• [Problem to solve] Retype the records below exactly as they appear.

● ● ● ● ● ● ●

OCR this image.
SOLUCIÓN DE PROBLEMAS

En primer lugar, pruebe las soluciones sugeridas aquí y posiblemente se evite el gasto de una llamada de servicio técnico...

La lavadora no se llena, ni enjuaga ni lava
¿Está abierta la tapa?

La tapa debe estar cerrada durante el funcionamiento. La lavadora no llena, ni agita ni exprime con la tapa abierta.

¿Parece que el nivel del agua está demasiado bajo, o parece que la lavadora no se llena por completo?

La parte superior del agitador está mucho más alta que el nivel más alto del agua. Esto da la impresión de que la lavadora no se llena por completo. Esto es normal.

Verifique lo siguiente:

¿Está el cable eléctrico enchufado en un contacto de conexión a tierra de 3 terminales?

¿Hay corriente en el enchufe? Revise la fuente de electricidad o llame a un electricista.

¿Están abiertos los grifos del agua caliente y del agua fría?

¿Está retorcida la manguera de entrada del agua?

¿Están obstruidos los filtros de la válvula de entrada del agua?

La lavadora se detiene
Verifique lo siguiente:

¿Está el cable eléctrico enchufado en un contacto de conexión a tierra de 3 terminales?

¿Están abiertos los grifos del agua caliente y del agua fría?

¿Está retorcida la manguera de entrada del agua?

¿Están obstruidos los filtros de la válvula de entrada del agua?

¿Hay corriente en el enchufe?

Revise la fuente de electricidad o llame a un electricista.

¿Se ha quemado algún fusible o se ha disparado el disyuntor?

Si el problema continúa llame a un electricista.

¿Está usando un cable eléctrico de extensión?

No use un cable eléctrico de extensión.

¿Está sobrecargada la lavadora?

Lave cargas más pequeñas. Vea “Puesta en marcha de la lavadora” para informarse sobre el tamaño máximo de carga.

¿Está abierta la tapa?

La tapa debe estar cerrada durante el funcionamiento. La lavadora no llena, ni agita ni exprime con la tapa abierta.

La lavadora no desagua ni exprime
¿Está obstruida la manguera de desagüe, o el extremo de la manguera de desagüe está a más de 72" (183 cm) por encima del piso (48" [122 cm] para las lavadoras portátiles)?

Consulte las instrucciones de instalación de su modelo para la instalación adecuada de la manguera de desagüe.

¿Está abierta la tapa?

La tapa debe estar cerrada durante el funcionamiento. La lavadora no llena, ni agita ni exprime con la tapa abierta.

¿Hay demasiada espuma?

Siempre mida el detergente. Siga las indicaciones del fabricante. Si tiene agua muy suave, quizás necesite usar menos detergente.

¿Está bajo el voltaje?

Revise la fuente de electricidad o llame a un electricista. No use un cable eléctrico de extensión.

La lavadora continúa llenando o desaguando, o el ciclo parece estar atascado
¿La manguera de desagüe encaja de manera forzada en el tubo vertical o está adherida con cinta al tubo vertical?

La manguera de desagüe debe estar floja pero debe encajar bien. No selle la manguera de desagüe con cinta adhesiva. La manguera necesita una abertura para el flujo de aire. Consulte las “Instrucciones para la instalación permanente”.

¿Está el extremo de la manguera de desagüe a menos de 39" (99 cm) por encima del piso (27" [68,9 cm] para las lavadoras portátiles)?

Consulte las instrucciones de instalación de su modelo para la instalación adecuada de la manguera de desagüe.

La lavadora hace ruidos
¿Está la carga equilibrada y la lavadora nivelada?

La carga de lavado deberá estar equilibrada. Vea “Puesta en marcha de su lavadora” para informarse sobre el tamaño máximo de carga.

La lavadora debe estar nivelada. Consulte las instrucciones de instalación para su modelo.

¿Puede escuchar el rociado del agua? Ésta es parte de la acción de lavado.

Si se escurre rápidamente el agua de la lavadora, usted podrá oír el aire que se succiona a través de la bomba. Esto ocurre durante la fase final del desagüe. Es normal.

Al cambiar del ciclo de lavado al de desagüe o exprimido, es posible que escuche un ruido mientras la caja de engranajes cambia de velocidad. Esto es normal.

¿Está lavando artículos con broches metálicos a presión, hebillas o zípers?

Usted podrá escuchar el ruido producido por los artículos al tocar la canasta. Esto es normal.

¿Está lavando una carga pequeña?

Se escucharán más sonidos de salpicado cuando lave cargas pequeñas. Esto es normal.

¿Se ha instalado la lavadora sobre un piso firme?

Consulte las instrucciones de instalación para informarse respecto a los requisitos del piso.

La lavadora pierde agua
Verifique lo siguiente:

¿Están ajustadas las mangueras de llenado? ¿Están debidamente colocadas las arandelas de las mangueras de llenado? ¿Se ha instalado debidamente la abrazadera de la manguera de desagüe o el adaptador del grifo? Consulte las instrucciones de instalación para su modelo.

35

● ● ● ● ● ● ●

• [Response to the task]
OCR this image.
SOLUCIÓN DE PROBLEMAS

En primer lugar, pruebe las soluciones sugeridas aquí y posiblemente se evite el gasto de una llamada de servicio técnico...

La lavadora no se llena, ni enjuaga ni lava
¿Está abierta la tapa?

La tapa debe estar cerrada durante el funcionamiento. La lavadora no llena, ni agita ni exprime con la tapa abierta.

¿Parece que el nivel del agua está demasiado bajo, o parece que la lavadora no se llena por completo?

La parte superior del agitador está mucho más alta que el nivel más alto del agua. Esto da la impresión de que la lavadora no se llena por completo. Esto es normal.

Verifique lo siguiente:

¿Está el cable eléctrico enchufado en un contacto de conexión a tierra de 3 terminales?

¿Hay corriente en el enchufe? Revise la fuente de electricidad o llame a un electricista.

¿Están abiertos los grifos del agua caliente y del agua fría?

¿Está retorcida la manguera de entrada del agua?

¿Están obstruidos los filtros de la válvula de entrada del agua?

La lavadora se detiene
Verifique lo siguiente:

¿Está el cable eléctrico enchufado en un contacto de conexión a tierra de 3 terminales?

¿Están abiertos los grifos del agua caliente y del agua fría?

¿Está retorcida la manguera de entrada del agua?

¿Están obstruidos los filtros de la válvula de entrada del agua?

¿Hay corriente en el enchufe?

Revise la fuente de electricidad o llame a un electricista.

¿Se ha quemado algún fusible o se ha disparado el disyuntor?

Si el problema continúa llame a un electricista.

¿Está usando un cable eléctrico de extensión?

No use un cable eléctrico de extensión.

¿Está sobrecargada la lavadora?

Lave cargas más pequeñas. Vea “Puesta en marcha de la lavadora” para informarse sobre el tamaño máximo de carga.

¿Está abierta la tapa?

La tapa debe estar cerrada durante el funcionamiento. La lavadora no llena, ni agita ni exprime con la tapa abierta.

La lavadora no desagua ni exprime
¿Está obstruida la manguera de desagüe, o el extremo de la manguera de desagüe está a más de 72" (183 cm) por encima del piso (48" [122 cm] para las lavadoras portátiles)?

Consulte las instrucciones de instalación de su modelo para la instalación adecuada de la manguera de desagüe.

¿Está abierta la tapa?

La tapa debe estar cerrada durante el funcionamiento. La lavadora no llena, ni agita ni exprime con la tapa abierta.

¿Hay demasiada espuma?

Siempre mida el detergente. Siga las indicaciones del fabricante. Si tiene agua muy suave, quizás necesite usar menos detergente.

¿Está bajo el voltaje?

Revise la fuente de electricidad o llame a un electricista. No use un cable eléctrico de extensión.

La lavadora continúa llenando o desaguando, o el ciclo parece estar atascado
¿La manguera de desagüe encaja de manera forzada en el tubo vertical o está adherida con cinta al tubo vertical?

La manguera de desagüe debe estar floja pero debe encajar bien. No selle la manguera de desagüe con cinta adhesiva. La manguera necesita una abertura para el flujo de aire. Consulte las “Instrucciones para la instalación permanente”.

¿Está el extremo de la manguera de desagüe a menos de 39" (99 cm) por encima del piso (27" [68,9 cm] para las lavadoras portátiles)?

Consulte las instrucciones de instalación de su modelo para la instalación adecuada de la manguera de desagüe.

La lavadora hace ruidos
¿Está la carga equilibrada y la lavadora nivelada?

La carga de lavado deberá estar equilibrada. Vea “Puesta en marcha de su lavadora” para informarse sobre el tamaño máximo de carga.

La lavadora debe estar nivelada. Consulte las instrucciones de instalación para su modelo.

¿Puede escuchar el rociado del agua? Ésta es parte de la acción de lavado.

Si se escurre rápidamente el agua de la lavadora, usted podrá oír el aire que se succiona a través de la bomba. Esto ocurre durante la fase final del desagüe. Es normal.

Al cambiar del ciclo de lavado al de desagüe o exprimido, es posible que escuche un ruido mientras la caja de engranajes cambia de velocidad. Esto es normal.

¿Está lavando artículos con broches metálicos a presión, hebillas o zípers?

Usted podrá escuchar el ruido producido por los artículos al tocar la canasta. Esto es normal.

¿Está lavando una carga pequeña?

Se escucharán más sonidos de salpicado cuando lave cargas pequeñas. Esto es normal.

¿Se ha instalado la lavadora sobre un piso firme?

Consulte las instrucciones de instalación para informarse respecto a los requisitos del piso.

La lavadora pierde agua
Verifique lo siguiente:

¿Están ajustadas las mangueras de llenado? ¿Están debidamente colocadas las arandelas de las mangueras de llenado? ¿Se ha instalado debidamente la abrazadera de la manguera de desagüe o el adaptador del grifo? Consulte las instrucciones de instalación para su modelo.

35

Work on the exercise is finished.